(Rows from a dataset)
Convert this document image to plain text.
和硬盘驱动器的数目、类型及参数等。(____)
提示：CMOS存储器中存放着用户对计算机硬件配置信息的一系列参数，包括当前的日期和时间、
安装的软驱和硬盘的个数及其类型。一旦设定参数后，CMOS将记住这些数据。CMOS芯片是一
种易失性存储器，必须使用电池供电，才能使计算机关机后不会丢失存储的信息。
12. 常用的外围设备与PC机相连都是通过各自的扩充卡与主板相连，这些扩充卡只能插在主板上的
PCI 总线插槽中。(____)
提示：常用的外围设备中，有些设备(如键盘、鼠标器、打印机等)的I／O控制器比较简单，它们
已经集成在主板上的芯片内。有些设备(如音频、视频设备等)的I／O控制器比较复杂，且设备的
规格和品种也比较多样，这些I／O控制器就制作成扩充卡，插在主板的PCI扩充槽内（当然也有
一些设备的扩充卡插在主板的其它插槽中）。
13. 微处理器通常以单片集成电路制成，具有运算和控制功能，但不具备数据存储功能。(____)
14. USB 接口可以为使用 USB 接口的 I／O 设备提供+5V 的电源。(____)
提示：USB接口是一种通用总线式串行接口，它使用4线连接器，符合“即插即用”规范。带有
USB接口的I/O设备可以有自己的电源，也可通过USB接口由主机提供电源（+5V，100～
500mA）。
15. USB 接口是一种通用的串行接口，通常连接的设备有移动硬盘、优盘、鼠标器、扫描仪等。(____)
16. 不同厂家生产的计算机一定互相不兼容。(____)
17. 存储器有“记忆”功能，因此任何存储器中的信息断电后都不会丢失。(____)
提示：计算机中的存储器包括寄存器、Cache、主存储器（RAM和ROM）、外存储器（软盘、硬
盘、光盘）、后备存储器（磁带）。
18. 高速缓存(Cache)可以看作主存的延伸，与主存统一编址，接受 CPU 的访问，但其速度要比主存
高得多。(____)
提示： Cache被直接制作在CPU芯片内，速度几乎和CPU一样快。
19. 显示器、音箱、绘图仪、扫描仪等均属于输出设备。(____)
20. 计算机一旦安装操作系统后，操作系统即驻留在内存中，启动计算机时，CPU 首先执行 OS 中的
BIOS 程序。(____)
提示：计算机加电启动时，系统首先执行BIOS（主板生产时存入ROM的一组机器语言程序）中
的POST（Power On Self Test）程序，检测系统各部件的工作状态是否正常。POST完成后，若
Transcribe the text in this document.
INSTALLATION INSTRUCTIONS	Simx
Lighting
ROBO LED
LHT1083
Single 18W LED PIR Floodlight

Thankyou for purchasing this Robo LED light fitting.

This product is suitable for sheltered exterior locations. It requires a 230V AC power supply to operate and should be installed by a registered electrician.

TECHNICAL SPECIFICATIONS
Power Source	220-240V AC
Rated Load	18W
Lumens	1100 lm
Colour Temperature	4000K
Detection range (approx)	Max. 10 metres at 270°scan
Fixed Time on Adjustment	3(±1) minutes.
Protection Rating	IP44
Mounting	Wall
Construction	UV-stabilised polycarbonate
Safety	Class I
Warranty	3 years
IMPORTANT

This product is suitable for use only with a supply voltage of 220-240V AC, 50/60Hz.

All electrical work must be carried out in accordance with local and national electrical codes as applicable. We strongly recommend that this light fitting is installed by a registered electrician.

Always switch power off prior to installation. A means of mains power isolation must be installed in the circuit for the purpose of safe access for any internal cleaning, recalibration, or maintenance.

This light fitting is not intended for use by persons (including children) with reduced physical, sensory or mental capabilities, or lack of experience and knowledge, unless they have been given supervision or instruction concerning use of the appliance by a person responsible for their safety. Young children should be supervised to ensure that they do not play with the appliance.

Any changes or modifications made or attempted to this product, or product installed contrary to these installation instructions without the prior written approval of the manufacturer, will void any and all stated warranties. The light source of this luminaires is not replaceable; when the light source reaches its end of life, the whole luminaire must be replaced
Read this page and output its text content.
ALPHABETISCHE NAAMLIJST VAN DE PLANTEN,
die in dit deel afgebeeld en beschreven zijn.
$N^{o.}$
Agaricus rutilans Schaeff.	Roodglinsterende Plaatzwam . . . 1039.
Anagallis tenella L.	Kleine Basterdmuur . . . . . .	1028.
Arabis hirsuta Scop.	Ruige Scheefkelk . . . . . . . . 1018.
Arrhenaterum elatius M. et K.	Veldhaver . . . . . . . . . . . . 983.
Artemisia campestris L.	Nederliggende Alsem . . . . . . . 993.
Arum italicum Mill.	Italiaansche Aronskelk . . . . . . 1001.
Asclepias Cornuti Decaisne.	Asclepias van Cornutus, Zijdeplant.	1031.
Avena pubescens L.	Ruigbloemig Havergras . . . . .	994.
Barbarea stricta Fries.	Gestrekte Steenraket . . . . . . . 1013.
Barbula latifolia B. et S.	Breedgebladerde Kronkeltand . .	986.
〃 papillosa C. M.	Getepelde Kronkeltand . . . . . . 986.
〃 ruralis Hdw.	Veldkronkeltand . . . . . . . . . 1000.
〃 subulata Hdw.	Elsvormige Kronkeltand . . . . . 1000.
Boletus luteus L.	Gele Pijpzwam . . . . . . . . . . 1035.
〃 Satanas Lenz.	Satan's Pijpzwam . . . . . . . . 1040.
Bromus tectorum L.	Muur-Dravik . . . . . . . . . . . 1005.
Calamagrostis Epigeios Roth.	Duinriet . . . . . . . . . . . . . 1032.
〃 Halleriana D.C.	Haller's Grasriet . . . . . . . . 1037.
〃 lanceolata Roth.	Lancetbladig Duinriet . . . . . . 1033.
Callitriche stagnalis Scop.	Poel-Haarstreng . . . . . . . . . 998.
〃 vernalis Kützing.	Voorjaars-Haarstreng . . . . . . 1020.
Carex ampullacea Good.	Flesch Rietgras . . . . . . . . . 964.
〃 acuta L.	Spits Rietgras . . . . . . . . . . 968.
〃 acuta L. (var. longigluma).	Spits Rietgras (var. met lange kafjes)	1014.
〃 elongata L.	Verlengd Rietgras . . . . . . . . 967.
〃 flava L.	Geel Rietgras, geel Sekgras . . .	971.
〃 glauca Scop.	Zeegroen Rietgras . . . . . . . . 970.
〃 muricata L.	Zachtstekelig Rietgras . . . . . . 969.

> [WHAT IS EXPECTED]: Would you reproduce the material above in full, exactly as given?

> [ANSWER BELOW]:
Convert this document image to plain text.
和硬盘驱动器的数目、类型及参数等。(____)
提示：CMOS存储器中存放着用户对计算机硬件配置信息的一系列参数，包括当前的日期和时间、
安装的软驱和硬盘的个数及其类型。一旦设定参数后，CMOS将记住这些数据。CMOS芯片是一
种易失性存储器，必须使用电池供电，才能使计算机关机后不会丢失存储的信息。
12. 常用的外围设备与PC机相连都是通过各自的扩充卡与主板相连，这些扩充卡只能插在主板上的
PCI 总线插槽中。(____)
提示：常用的外围设备中，有些设备(如键盘、鼠标器、打印机等)的I／O控制器比较简单，它们
已经集成在主板上的芯片内。有些设备(如音频、视频设备等)的I／O控制器比较复杂，且设备的
规格和品种也比较多样，这些I／O控制器就制作成扩充卡，插在主板的PCI扩充槽内（当然也有
一些设备的扩充卡插在主板的其它插槽中）。
13. 微处理器通常以单片集成电路制成，具有运算和控制功能，但不具备数据存储功能。(____)
14. USB 接口可以为使用 USB 接口的 I／O 设备提供+5V 的电源。(____)
提示：USB接口是一种通用总线式串行接口，它使用4线连接器，符合“即插即用”规范。带有
USB接口的I/O设备可以有自己的电源，也可通过USB接口由主机提供电源（+5V，100～
500mA）。
15. USB 接口是一种通用的串行接口，通常连接的设备有移动硬盘、优盘、鼠标器、扫描仪等。(____)
16. 不同厂家生产的计算机一定互相不兼容。(____)
17. 存储器有“记忆”功能，因此任何存储器中的信息断电后都不会丢失。(____)
提示：计算机中的存储器包括寄存器、Cache、主存储器（RAM和ROM）、外存储器（软盘、硬
盘、光盘）、后备存储器（磁带）。
18. 高速缓存(Cache)可以看作主存的延伸，与主存统一编址，接受 CPU 的访问，但其速度要比主存
高得多。(____)
提示： Cache被直接制作在CPU芯片内，速度几乎和CPU一样快。
19. 显示器、音箱、绘图仪、扫描仪等均属于输出设备。(____)
20. 计算机一旦安装操作系统后，操作系统即驻留在内存中，启动计算机时，CPU 首先执行 OS 中的
BIOS 程序。(____)
提示：计算机加电启动时，系统首先执行BIOS（主板生产时存入ROM的一组机器语言程序）中
的POST（Power On Self Test）程序，检测系统各部件的工作状态是否正常。POST完成后，若
Transcribe the text in this document.
INSTALLATION INSTRUCTIONS	Simx
Lighting
ROBO LED
LHT1083
Single 18W LED PIR Floodlight

Thankyou for purchasing this Robo LED light fitting.

This product is suitable for sheltered exterior locations. It requires a 230V AC power supply to operate and should be installed by a registered electrician.

TECHNICAL SPECIFICATIONS
Power Source	220-240V AC
Rated Load	18W
Lumens	1100 lm
Colour Temperature	4000K
Detection range (approx)	Max. 10 metres at 270°scan
Fixed Time on Adjustment	3(±1) minutes.
Protection Rating	IP44
Mounting	Wall
Construction	UV-stabilised polycarbonate
Safety	Class I
Warranty	3 years
IMPORTANT

This product is suitable for use only with a supply voltage of 220-240V AC, 50/60Hz.

All electrical work must be carried out in accordance with local and national electrical codes as applicable. We strongly recommend that this light fitting is installed by a registered electrician.

Always switch power off prior to installation. A means of mains power isolation must be installed in the circuit for the purpose of safe access for any internal cleaning, recalibration, or maintenance.

This light fitting is not intended for use by persons (including children) with reduced physical, sensory or mental capabilities, or lack of experience and knowledge, unless they have been given supervision or instruction concerning use of the appliance by a person responsible for their safety. Young children should be supervised to ensure that they do not play with the appliance.

Any changes or modifications made or attempted to this product, or product installed contrary to these installation instructions without the prior written approval of the manufacturer, will void any and all stated warranties. The light source of this luminaires is not replaceable; when the light source reaches its end of life, the whole luminaire must be replaced
Read this page and output its text content.
ALPHABETISCHE NAAMLIJST VAN DE PLANTEN,
die in dit deel afgebeeld en beschreven zijn.
$N^{o.}$
Agaricus rutilans Schaeff.	Roodglinsterende Plaatzwam . . . 1039.
Anagallis tenella L.	Kleine Basterdmuur . . . . . .	1028.
Arabis hirsuta Scop.	Ruige Scheefkelk . . . . . . . . 1018.
Arrhenaterum elatius M. et K.	Veldhaver . . . . . . . . . . . . 983.
Artemisia campestris L.	Nederliggende Alsem . . . . . . . 993.
Arum italicum Mill.	Italiaansche Aronskelk . . . . . . 1001.
Asclepias Cornuti Decaisne.	Asclepias van Cornutus, Zijdeplant.	1031.
Avena pubescens L.	Ruigbloemig Havergras . . . . .	994.
Barbarea stricta Fries.	Gestrekte Steenraket . . . . . . . 1013.
Barbula latifolia B. et S.	Breedgebladerde Kronkeltand . .	986.
〃 papillosa C. M.	Getepelde Kronkeltand . . . . . . 986.
〃 ruralis Hdw.	Veldkronkeltand . . . . . . . . . 1000.
〃 subulata Hdw.	Elsvormige Kronkeltand . . . . . 1000.
Boletus luteus L.	Gele Pijpzwam . . . . . . . . . . 1035.
〃 Satanas Lenz.	Satan's Pijpzwam . . . . . . . . 1040.
Bromus tectorum L.	Muur-Dravik . . . . . . . . . . . 1005.
Calamagrostis Epigeios Roth.	Duinriet . . . . . . . . . . . . . 1032.
〃 Halleriana D.C.	Haller's Grasriet . . . . . . . . 1037.
〃 lanceolata Roth.	Lancetbladig Duinriet . . . . . . 1033.
Callitriche stagnalis Scop.	Poel-Haarstreng . . . . . . . . . 998.
〃 vernalis Kützing.	Voorjaars-Haarstreng . . . . . . 1020.
Carex ampullacea Good.	Flesch Rietgras . . . . . . . . . 964.
〃 acuta L.	Spits Rietgras . . . . . . . . . . 968.
〃 acuta L. (var. longigluma).	Spits Rietgras (var. met lange kafjes)	1014.
〃 elongata L.	Verlengd Rietgras . . . . . . . . 967.
〃 flava L.	Geel Rietgras, geel Sekgras . . .	971.
〃 glauca Scop.	Zeegroen Rietgras . . . . . . . . 970.
〃 muricata L.	Zachtstekelig Rietgras . . . . . . 969.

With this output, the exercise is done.